What you have to do -
Reproduce the listing that follows with no differences at all.

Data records
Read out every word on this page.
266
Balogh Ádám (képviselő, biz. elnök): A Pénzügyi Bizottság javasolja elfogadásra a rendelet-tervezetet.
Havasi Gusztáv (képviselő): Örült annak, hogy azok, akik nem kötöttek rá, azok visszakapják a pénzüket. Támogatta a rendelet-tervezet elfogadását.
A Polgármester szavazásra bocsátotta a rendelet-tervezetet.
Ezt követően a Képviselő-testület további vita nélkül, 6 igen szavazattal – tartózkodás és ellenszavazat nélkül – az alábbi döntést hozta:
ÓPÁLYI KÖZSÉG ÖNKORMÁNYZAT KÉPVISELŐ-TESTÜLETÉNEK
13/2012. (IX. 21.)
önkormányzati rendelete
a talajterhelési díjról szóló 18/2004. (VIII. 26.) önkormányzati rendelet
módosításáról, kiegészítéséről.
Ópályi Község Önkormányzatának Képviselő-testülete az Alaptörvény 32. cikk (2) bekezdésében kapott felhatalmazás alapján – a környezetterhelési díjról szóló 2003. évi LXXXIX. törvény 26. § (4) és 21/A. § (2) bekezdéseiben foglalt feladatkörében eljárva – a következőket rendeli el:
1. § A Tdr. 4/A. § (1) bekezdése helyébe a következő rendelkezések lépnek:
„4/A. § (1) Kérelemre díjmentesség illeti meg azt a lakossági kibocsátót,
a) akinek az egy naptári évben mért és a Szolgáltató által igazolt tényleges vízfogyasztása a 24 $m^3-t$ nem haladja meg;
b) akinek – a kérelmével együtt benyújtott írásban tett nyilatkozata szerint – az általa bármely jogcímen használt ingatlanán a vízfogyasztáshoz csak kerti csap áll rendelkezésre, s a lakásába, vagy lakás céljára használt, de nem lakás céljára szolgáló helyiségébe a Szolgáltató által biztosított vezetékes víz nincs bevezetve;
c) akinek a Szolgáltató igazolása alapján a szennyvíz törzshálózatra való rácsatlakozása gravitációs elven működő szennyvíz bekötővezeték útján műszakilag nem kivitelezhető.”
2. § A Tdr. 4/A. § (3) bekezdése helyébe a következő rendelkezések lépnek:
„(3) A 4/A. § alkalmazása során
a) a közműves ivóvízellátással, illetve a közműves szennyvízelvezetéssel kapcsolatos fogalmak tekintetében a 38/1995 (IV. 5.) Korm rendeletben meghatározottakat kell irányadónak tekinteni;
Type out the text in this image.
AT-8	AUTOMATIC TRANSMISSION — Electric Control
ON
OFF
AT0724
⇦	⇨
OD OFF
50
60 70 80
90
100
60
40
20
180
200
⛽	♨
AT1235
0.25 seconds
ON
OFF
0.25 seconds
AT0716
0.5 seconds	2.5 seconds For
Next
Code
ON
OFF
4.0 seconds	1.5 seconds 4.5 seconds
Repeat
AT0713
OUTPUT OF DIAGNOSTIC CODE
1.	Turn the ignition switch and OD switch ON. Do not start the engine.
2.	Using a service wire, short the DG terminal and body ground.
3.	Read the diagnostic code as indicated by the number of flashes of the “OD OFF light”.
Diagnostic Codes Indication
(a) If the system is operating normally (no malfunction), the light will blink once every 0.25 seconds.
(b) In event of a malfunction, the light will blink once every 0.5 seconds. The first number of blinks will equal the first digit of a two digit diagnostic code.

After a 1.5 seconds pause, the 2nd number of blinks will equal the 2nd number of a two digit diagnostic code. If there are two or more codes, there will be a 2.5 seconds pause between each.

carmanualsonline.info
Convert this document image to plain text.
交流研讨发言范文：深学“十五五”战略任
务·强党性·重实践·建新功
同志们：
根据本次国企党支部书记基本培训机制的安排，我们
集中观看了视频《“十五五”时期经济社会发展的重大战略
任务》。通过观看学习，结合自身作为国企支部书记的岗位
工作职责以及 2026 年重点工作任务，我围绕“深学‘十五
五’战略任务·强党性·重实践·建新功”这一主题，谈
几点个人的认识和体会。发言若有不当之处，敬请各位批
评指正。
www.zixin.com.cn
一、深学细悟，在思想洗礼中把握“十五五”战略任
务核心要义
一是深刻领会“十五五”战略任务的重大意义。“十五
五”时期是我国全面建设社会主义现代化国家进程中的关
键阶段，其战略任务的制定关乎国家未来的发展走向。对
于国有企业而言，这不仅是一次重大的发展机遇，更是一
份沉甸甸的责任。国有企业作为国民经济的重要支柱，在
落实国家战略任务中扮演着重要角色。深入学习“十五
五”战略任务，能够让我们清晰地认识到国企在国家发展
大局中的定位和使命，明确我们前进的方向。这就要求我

Finished answer -
Read out every word on this page.
266
Balogh Ádám (képviselő, biz. elnök): A Pénzügyi Bizottság javasolja elfogadásra a rendelet-tervezetet.
Havasi Gusztáv (képviselő): Örült annak, hogy azok, akik nem kötöttek rá, azok visszakapják a pénzüket. Támogatta a rendelet-tervezet elfogadását.
A Polgármester szavazásra bocsátotta a rendelet-tervezetet.
Ezt követően a Képviselő-testület további vita nélkül, 6 igen szavazattal – tartózkodás és ellenszavazat nélkül – az alábbi döntést hozta:
ÓPÁLYI KÖZSÉG ÖNKORMÁNYZAT KÉPVISELŐ-TESTÜLETÉNEK
13/2012. (IX. 21.)
önkormányzati rendelete
a talajterhelési díjról szóló 18/2004. (VIII. 26.) önkormányzati rendelet
módosításáról, kiegészítéséről.
Ópályi Község Önkormányzatának Képviselő-testülete az Alaptörvény 32. cikk (2) bekezdésében kapott felhatalmazás alapján – a környezetterhelési díjról szóló 2003. évi LXXXIX. törvény 26. § (4) és 21/A. § (2) bekezdéseiben foglalt feladatkörében eljárva – a következőket rendeli el:
1. § A Tdr. 4/A. § (1) bekezdése helyébe a következő rendelkezések lépnek:
„4/A. § (1) Kérelemre díjmentesség illeti meg azt a lakossági kibocsátót,
a) akinek az egy naptári évben mért és a Szolgáltató által igazolt tényleges vízfogyasztása a 24 $m^3-t$ nem haladja meg;
b) akinek – a kérelmével együtt benyújtott írásban tett nyilatkozata szerint – az általa bármely jogcímen használt ingatlanán a vízfogyasztáshoz csak kerti csap áll rendelkezésre, s a lakásába, vagy lakás céljára használt, de nem lakás céljára szolgáló helyiségébe a Szolgáltató által biztosított vezetékes víz nincs bevezetve;
c) akinek a Szolgáltató igazolása alapján a szennyvíz törzshálózatra való rácsatlakozása gravitációs elven működő szennyvíz bekötővezeték útján műszakilag nem kivitelezhető.”
2. § A Tdr. 4/A. § (3) bekezdése helyébe a következő rendelkezések lépnek:
„(3) A 4/A. § alkalmazása során
a) a közműves ivóvízellátással, illetve a közműves szennyvízelvezetéssel kapcsolatos fogalmak tekintetében a 38/1995 (IV. 5.) Korm rendeletben meghatározottakat kell irányadónak tekinteni;
Type out the text in this image.
AT-8	AUTOMATIC TRANSMISSION — Electric Control
ON
OFF
AT0724
⇦	⇨
OD OFF
50
60 70 80
90
100
60
40
20
180
200
⛽	♨
AT1235
0.25 seconds
ON
OFF
0.25 seconds
AT0716
0.5 seconds	2.5 seconds For
Next
Code
ON
OFF
4.0 seconds	1.5 seconds 4.5 seconds
Repeat
AT0713
OUTPUT OF DIAGNOSTIC CODE
1.	Turn the ignition switch and OD switch ON. Do not start the engine.
2.	Using a service wire, short the DG terminal and body ground.
3.	Read the diagnostic code as indicated by the number of flashes of the “OD OFF light”.
Diagnostic Codes Indication
(a) If the system is operating normally (no malfunction), the light will blink once every 0.25 seconds.
(b) In event of a malfunction, the light will blink once every 0.5 seconds. The first number of blinks will equal the first digit of a two digit diagnostic code.

After a 1.5 seconds pause, the 2nd number of blinks will equal the 2nd number of a two digit diagnostic code. If there are two or more codes, there will be a 2.5 seconds pause between each.

carmanualsonline.info
Convert this document image to plain text.
交流研讨发言范文：深学“十五五”战略任
务·强党性·重实践·建新功
同志们：
根据本次国企党支部书记基本培训机制的安排，我们
集中观看了视频《“十五五”时期经济社会发展的重大战略
任务》。通过观看学习，结合自身作为国企支部书记的岗位
工作职责以及 2026 年重点工作任务，我围绕“深学‘十五
五’战略任务·强党性·重实践·建新功”这一主题，谈
几点个人的认识和体会。发言若有不当之处，敬请各位批
评指正。
www.zixin.com.cn
一、深学细悟，在思想洗礼中把握“十五五”战略任
务核心要义
一是深刻领会“十五五”战略任务的重大意义。“十五
五”时期是我国全面建设社会主义现代化国家进程中的关
键阶段，其战略任务的制定关乎国家未来的发展走向。对
于国有企业而言，这不仅是一次重大的发展机遇，更是一
份沉甸甸的责任。国有企业作为国民经济的重要支柱，在
落实国家战略任务中扮演着重要角色。深入学习“十五
五”战略任务，能够让我们清晰地认识到国企在国家发展
大局中的定位和使命，明确我们前进的方向。这就要求我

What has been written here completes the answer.